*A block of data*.
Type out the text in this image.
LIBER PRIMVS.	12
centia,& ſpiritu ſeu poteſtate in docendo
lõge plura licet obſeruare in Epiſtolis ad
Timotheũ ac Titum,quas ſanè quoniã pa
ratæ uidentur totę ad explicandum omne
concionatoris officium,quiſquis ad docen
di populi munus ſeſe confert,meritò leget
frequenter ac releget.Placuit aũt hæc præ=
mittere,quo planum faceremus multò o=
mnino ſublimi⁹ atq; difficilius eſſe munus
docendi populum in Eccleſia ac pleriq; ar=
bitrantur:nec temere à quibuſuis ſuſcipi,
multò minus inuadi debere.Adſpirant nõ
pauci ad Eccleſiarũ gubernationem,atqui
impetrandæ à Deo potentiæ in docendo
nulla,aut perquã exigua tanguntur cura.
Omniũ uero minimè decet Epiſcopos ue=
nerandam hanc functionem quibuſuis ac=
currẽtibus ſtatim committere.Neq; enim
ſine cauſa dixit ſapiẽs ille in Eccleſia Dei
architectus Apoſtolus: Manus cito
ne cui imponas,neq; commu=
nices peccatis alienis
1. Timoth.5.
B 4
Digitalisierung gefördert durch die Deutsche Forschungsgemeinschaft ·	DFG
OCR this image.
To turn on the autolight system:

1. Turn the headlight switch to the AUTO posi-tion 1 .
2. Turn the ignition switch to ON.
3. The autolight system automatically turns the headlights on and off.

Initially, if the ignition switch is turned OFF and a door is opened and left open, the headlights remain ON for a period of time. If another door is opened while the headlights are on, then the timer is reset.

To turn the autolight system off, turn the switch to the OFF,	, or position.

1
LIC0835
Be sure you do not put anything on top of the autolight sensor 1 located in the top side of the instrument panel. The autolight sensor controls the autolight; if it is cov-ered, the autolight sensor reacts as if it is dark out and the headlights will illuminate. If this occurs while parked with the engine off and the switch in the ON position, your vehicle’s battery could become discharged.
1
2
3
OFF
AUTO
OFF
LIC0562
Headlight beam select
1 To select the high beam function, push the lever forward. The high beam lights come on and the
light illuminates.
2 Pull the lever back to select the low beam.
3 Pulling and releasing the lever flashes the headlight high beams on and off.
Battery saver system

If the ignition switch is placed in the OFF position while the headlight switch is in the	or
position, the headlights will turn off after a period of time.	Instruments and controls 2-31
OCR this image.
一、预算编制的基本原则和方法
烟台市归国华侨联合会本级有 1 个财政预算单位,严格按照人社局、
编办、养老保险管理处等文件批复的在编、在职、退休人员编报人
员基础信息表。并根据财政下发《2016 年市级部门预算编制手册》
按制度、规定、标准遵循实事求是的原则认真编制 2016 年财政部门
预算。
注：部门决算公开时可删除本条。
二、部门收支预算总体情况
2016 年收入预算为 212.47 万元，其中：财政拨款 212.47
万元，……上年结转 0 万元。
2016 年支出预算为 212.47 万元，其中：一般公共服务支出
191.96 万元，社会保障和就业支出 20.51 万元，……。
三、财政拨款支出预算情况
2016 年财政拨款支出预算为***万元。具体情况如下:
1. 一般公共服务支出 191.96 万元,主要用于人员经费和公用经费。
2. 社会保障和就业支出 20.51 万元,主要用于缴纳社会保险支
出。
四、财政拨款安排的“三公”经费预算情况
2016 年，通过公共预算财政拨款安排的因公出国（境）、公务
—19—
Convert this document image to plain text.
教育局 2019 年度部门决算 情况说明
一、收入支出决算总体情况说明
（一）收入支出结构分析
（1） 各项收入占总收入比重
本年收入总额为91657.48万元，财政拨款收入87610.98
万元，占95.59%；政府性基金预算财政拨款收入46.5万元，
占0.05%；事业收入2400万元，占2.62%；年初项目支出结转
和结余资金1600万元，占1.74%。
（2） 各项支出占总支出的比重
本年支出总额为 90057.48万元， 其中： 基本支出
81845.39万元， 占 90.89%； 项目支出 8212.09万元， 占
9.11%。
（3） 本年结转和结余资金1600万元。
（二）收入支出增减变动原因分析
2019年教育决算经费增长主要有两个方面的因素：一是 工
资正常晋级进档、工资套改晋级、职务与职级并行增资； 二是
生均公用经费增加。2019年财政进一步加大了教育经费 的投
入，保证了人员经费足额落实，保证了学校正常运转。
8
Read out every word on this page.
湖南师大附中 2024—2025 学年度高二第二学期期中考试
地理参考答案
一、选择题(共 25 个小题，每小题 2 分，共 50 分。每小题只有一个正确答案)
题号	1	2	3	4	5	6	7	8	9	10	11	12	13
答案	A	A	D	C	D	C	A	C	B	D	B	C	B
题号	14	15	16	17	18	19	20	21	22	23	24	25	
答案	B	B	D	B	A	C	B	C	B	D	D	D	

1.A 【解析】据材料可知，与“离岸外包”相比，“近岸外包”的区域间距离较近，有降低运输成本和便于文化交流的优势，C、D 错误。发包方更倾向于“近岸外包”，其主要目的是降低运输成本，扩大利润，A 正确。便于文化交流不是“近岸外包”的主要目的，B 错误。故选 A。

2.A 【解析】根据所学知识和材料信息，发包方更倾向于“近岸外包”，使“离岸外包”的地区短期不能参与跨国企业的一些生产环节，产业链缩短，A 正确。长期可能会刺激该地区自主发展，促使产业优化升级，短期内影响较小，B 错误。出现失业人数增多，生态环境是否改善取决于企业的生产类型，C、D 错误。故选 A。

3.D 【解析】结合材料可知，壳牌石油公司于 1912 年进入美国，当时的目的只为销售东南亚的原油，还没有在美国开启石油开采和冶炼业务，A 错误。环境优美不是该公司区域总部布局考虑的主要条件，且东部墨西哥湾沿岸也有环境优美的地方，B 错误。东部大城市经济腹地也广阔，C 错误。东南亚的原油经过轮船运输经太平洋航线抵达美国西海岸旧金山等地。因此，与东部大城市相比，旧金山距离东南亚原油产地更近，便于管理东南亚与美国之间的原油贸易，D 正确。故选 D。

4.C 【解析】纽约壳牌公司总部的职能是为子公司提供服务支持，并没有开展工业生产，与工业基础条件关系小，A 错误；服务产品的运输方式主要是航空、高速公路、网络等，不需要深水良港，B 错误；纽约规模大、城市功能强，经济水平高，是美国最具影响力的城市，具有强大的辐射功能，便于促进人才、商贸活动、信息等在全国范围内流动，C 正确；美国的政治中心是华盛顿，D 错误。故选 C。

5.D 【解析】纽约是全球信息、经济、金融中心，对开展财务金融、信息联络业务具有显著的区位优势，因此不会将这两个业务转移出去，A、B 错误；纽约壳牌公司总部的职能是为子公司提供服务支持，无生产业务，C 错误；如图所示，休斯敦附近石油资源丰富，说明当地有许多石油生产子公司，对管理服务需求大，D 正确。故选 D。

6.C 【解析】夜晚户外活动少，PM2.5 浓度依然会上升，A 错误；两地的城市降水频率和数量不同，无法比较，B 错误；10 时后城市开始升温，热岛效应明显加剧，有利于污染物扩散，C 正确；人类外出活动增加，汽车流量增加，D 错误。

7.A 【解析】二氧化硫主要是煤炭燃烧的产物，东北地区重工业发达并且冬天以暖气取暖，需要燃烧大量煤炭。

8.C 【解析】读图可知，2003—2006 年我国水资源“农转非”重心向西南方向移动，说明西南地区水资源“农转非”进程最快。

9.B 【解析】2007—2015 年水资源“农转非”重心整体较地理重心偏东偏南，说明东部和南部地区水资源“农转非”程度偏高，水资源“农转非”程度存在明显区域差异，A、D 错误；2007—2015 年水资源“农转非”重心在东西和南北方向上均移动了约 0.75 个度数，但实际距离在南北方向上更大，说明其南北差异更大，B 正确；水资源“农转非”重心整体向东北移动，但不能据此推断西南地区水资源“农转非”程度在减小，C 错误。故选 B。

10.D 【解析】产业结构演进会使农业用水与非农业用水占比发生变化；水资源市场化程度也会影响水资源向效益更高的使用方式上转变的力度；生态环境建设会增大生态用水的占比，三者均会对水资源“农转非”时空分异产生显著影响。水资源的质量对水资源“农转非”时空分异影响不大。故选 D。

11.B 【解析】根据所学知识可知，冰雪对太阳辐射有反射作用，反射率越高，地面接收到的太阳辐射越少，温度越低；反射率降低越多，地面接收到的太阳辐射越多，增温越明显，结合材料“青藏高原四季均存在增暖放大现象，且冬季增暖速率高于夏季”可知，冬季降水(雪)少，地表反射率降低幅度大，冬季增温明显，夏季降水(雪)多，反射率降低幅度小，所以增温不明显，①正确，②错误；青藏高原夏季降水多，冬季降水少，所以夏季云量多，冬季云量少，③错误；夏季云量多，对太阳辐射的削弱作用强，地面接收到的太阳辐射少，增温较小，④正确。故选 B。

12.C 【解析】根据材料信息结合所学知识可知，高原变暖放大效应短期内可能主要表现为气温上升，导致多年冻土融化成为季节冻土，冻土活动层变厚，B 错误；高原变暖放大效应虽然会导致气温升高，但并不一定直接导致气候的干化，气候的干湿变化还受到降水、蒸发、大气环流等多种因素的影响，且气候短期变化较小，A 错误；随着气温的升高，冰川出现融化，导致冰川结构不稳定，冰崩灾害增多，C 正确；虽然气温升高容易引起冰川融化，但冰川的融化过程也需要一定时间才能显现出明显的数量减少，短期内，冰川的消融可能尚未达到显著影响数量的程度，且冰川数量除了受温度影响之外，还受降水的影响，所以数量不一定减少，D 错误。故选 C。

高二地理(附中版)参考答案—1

*The problem*. State the count of lines in the data holding the word "switch", adding nothing to it.

*The result*. 6